Your assignment ▸ From the material below, copy every line in which the word "normal" occurs.

Records supplied ▸
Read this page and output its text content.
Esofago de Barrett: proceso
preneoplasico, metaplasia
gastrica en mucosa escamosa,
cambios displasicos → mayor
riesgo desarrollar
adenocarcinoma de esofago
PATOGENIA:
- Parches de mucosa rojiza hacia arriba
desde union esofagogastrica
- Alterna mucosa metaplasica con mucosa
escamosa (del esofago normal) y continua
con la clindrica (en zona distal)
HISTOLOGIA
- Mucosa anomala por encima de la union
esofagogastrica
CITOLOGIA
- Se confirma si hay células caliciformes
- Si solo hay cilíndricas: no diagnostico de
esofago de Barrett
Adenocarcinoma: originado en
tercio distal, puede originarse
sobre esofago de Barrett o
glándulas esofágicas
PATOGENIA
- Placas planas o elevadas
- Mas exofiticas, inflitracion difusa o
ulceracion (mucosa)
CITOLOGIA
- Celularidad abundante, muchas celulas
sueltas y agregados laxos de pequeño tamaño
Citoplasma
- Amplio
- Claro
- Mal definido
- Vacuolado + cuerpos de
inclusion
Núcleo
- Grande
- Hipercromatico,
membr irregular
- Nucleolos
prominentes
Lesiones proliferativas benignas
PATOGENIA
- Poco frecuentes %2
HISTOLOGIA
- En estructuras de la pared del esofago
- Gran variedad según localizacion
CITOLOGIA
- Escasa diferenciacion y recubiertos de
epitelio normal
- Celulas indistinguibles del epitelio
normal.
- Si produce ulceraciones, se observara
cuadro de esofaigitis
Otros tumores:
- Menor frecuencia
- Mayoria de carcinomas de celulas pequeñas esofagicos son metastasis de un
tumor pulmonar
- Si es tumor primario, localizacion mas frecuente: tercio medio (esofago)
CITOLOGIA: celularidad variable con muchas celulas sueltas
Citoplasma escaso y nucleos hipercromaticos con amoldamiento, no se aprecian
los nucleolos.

Answer ▸
escamosa (del esofago normal) y continua
epitelio normal
normal.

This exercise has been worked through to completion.